TO BE DONE –
Your task is to output the listing word for word, with pictures excluded.

SOURCE DATA –
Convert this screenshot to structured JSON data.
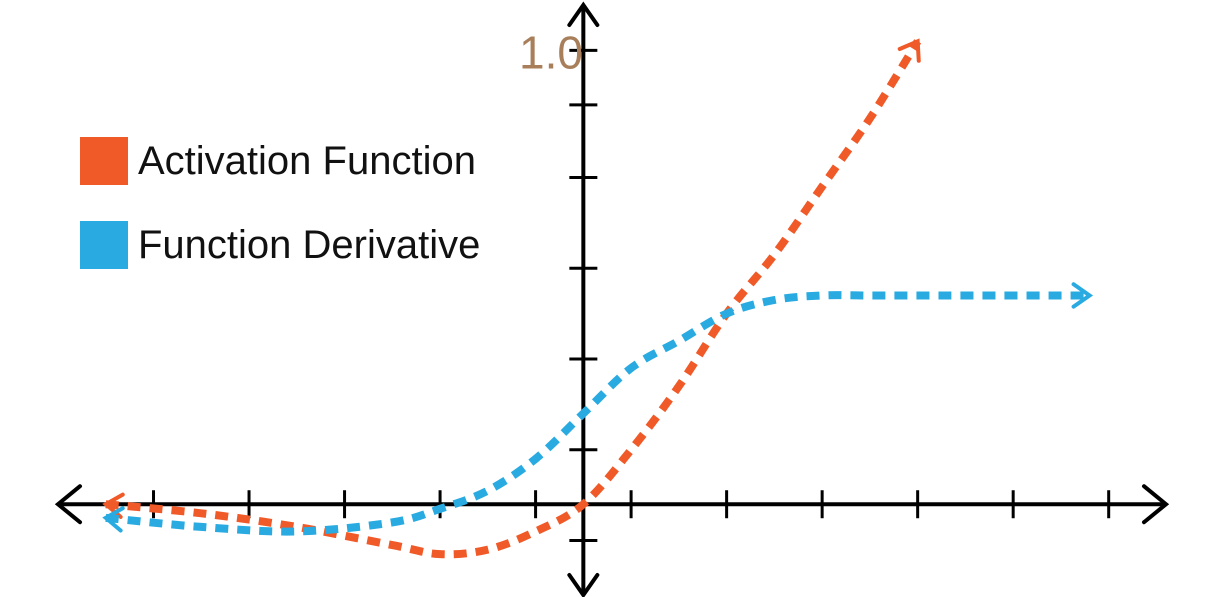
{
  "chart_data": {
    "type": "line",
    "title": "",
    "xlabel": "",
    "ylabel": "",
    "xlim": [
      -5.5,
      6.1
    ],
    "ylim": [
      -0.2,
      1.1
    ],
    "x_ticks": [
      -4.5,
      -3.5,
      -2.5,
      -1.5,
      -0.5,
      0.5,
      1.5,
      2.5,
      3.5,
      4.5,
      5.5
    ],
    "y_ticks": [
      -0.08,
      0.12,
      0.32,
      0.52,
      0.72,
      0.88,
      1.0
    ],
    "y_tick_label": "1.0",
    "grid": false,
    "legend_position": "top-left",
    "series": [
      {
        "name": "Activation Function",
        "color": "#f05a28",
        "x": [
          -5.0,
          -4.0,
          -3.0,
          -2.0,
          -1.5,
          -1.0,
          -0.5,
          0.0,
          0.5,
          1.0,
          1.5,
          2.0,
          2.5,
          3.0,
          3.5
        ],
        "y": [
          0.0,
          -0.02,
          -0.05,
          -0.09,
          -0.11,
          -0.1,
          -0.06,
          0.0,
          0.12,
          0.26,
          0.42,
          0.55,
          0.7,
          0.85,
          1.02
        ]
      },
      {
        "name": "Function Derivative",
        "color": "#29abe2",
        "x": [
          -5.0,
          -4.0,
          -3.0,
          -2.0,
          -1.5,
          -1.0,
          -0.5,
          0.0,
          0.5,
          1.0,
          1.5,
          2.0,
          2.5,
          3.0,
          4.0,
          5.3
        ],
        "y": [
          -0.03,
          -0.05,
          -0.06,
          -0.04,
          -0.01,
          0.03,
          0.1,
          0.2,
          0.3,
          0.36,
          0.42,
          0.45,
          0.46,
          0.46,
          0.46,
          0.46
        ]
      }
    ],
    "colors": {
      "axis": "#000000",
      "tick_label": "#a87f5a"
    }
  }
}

RESULT OF THIS EXERCISE –
Convert this screenshot to structured JSON data.
{
  "chart_data": {
    "type": "line",
    "title": "",
    "xlabel": "",
    "ylabel": "",
    "xlim": [
      -5.5,
      6.1
    ],
    "ylim": [
      -0.2,
      1.1
    ],
    "x_ticks": [
      -4.5,
      -3.5,
      -2.5,
      -1.5,
      -0.5,
      0.5,
      1.5,
      2.5,
      3.5,
      4.5,
      5.5
    ],
    "y_ticks": [
      -0.08,
      0.12,
      0.32,
      0.52,
      0.72,
      0.88,
      1.0
    ],
    "y_tick_label": "1.0",
    "grid": false,
    "legend_position": "top-left",
    "series": [
      {
        "name": "Activation Function",
        "color": "#f05a28",
        "x": [
          -5.0,
          -4.0,
          -3.0,
          -2.0,
          -1.5,
          -1.0,
          -0.5,
          0.0,
          0.5,
          1.0,
          1.5,
          2.0,
          2.5,
          3.0,
          3.5
        ],
        "y": [
          0.0,
          -0.02,
          -0.05,
          -0.09,
          -0.11,
          -0.1,
          -0.06,
          0.0,
          0.12,
          0.26,
          0.42,
          0.55,
          0.7,
          0.85,
          1.02
        ]
      },
      {
        "name": "Function Derivative",
        "color": "#29abe2",
        "x": [
          -5.0,
          -4.0,
          -3.0,
          -2.0,
          -1.5,
          -1.0,
          -0.5,
          0.0,
          0.5,
          1.0,
          1.5,
          2.0,
          2.5,
          3.0,
          4.0,
          5.3
        ],
        "y": [
          -0.03,
          -0.05,
          -0.06,
          -0.04,
          -0.01,
          0.03,
          0.1,
          0.2,
          0.3,
          0.36,
          0.42,
          0.45,
          0.46,
          0.46,
          0.46,
          0.46
        ]
      }
    ],
    "colors": {
      "axis": "#000000",
      "tick_label": "#a87f5a"
    }
  }
}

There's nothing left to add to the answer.